▼▼▼

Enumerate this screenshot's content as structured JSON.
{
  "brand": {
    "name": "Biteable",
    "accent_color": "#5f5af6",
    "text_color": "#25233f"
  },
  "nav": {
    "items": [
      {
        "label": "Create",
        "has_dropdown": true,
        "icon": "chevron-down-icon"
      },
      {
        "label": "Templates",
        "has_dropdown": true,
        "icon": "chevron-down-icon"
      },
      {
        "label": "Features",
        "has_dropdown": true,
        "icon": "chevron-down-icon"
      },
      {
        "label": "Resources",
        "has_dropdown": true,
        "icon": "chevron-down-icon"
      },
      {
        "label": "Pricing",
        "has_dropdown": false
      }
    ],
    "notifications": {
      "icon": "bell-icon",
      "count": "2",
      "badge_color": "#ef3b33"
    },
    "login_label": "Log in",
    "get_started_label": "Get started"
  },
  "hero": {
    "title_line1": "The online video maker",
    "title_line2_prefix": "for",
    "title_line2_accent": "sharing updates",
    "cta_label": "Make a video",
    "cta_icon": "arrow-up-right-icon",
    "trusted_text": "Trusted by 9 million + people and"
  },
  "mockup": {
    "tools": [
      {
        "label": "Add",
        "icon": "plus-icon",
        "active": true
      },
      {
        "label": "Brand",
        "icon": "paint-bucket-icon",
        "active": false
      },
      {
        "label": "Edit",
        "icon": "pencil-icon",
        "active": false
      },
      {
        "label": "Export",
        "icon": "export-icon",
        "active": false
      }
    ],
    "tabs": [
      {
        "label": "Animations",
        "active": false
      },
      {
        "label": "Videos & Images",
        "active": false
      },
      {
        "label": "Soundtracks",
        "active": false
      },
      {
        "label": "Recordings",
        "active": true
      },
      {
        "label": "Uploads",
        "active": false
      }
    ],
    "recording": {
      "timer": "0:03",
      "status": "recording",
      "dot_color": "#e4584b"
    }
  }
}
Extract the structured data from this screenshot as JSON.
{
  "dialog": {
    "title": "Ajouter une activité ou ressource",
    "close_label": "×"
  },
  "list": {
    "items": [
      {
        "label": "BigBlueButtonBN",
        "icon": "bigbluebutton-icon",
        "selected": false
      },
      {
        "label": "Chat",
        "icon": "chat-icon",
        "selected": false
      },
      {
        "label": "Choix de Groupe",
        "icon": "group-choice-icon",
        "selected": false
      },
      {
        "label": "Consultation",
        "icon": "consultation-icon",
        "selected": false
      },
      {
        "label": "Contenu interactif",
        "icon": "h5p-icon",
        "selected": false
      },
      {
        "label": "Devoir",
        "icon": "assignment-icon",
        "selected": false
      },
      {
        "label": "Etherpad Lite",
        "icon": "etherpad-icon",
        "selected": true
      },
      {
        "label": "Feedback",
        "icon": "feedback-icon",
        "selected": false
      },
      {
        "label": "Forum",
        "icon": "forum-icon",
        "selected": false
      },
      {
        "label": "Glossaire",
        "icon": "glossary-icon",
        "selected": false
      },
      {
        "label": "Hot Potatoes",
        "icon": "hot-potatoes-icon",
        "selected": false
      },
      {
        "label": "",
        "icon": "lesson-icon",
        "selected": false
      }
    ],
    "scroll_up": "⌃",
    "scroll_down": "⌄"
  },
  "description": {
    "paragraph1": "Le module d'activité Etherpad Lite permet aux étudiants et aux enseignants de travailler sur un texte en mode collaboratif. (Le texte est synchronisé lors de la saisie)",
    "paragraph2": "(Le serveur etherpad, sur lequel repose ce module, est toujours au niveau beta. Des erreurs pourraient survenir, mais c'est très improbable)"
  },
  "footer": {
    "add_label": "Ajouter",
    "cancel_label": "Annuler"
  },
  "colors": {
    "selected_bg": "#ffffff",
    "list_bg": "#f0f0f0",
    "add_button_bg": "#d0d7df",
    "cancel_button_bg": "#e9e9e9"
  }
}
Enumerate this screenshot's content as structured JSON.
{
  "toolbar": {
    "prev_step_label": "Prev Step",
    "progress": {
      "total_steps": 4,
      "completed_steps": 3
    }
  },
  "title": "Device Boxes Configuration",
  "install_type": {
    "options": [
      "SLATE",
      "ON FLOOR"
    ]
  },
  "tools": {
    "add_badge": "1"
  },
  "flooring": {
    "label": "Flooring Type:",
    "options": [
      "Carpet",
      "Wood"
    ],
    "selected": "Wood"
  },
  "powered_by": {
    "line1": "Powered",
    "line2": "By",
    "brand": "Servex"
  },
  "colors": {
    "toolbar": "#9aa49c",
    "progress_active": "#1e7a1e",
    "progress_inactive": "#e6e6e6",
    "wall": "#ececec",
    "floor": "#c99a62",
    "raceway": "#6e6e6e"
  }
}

▲▲▲

GIVEN INSTRUCTION - Extract all of the data above without altering anything.

SOLVED PROBLEM -
Enumerate this screenshot's content as structured JSON.
{
  "brand": {
    "name": "Biteable",
    "accent_color": "#5f5af6",
    "text_color": "#25233f"
  },
  "nav": {
    "items": [
      {
        "label": "Create",
        "has_dropdown": true,
        "icon": "chevron-down-icon"
      },
      {
        "label": "Templates",
        "has_dropdown": true,
        "icon": "chevron-down-icon"
      },
      {
        "label": "Features",
        "has_dropdown": true,
        "icon": "chevron-down-icon"
      },
      {
        "label": "Resources",
        "has_dropdown": true,
        "icon": "chevron-down-icon"
      },
      {
        "label": "Pricing",
        "has_dropdown": false
      }
    ],
    "notifications": {
      "icon": "bell-icon",
      "count": "2",
      "badge_color": "#ef3b33"
    },
    "login_label": "Log in",
    "get_started_label": "Get started"
  },
  "hero": {
    "title_line1": "The online video maker",
    "title_line2_prefix": "for",
    "title_line2_accent": "sharing updates",
    "cta_label": "Make a video",
    "cta_icon": "arrow-up-right-icon",
    "trusted_text": "Trusted by 9 million + people and"
  },
  "mockup": {
    "tools": [
      {
        "label": "Add",
        "icon": "plus-icon",
        "active": true
      },
      {
        "label": "Brand",
        "icon": "paint-bucket-icon",
        "active": false
      },
      {
        "label": "Edit",
        "icon": "pencil-icon",
        "active": false
      },
      {
        "label": "Export",
        "icon": "export-icon",
        "active": false
      }
    ],
    "tabs": [
      {
        "label": "Animations",
        "active": false
      },
      {
        "label": "Videos & Images",
        "active": false
      },
      {
        "label": "Soundtracks",
        "active": false
      },
      {
        "label": "Recordings",
        "active": true
      },
      {
        "label": "Uploads",
        "active": false
      }
    ],
    "recording": {
      "timer": "0:03",
      "status": "recording",
      "dot_color": "#e4584b"
    }
  }
}
Extract the structured data from this screenshot as JSON.
{
  "dialog": {
    "title": "Ajouter une activité ou ressource",
    "close_label": "×"
  },
  "list": {
    "items": [
      {
        "label": "BigBlueButtonBN",
        "icon": "bigbluebutton-icon",
        "selected": false
      },
      {
        "label": "Chat",
        "icon": "chat-icon",
        "selected": false
      },
      {
        "label": "Choix de Groupe",
        "icon": "group-choice-icon",
        "selected": false
      },
      {
        "label": "Consultation",
        "icon": "consultation-icon",
        "selected": false
      },
      {
        "label": "Contenu interactif",
        "icon": "h5p-icon",
        "selected": false
      },
      {
        "label": "Devoir",
        "icon": "assignment-icon",
        "selected": false
      },
      {
        "label": "Etherpad Lite",
        "icon": "etherpad-icon",
        "selected": true
      },
      {
        "label": "Feedback",
        "icon": "feedback-icon",
        "selected": false
      },
      {
        "label": "Forum",
        "icon": "forum-icon",
        "selected": false
      },
      {
        "label": "Glossaire",
        "icon": "glossary-icon",
        "selected": false
      },
      {
        "label": "Hot Potatoes",
        "icon": "hot-potatoes-icon",
        "selected": false
      },
      {
        "label": "",
        "icon": "lesson-icon",
        "selected": false
      }
    ],
    "scroll_up": "⌃",
    "scroll_down": "⌄"
  },
  "description": {
    "paragraph1": "Le module d'activité Etherpad Lite permet aux étudiants et aux enseignants de travailler sur un texte en mode collaboratif. (Le texte est synchronisé lors de la saisie)",
    "paragraph2": "(Le serveur etherpad, sur lequel repose ce module, est toujours au niveau beta. Des erreurs pourraient survenir, mais c'est très improbable)"
  },
  "footer": {
    "add_label": "Ajouter",
    "cancel_label": "Annuler"
  },
  "colors": {
    "selected_bg": "#ffffff",
    "list_bg": "#f0f0f0",
    "add_button_bg": "#d0d7df",
    "cancel_button_bg": "#e9e9e9"
  }
}
Enumerate this screenshot's content as structured JSON.
{
  "toolbar": {
    "prev_step_label": "Prev Step",
    "progress": {
      "total_steps": 4,
      "completed_steps": 3
    }
  },
  "title": "Device Boxes Configuration",
  "install_type": {
    "options": [
      "SLATE",
      "ON FLOOR"
    ]
  },
  "tools": {
    "add_badge": "1"
  },
  "flooring": {
    "label": "Flooring Type:",
    "options": [
      "Carpet",
      "Wood"
    ],
    "selected": "Wood"
  },
  "powered_by": {
    "line1": "Powered",
    "line2": "By",
    "brand": "Servex"
  },
  "colors": {
    "toolbar": "#9aa49c",
    "progress_active": "#1e7a1e",
    "progress_inactive": "#e6e6e6",
    "wall": "#ececec",
    "floor": "#c99a62",
    "raceway": "#6e6e6e"
  }
}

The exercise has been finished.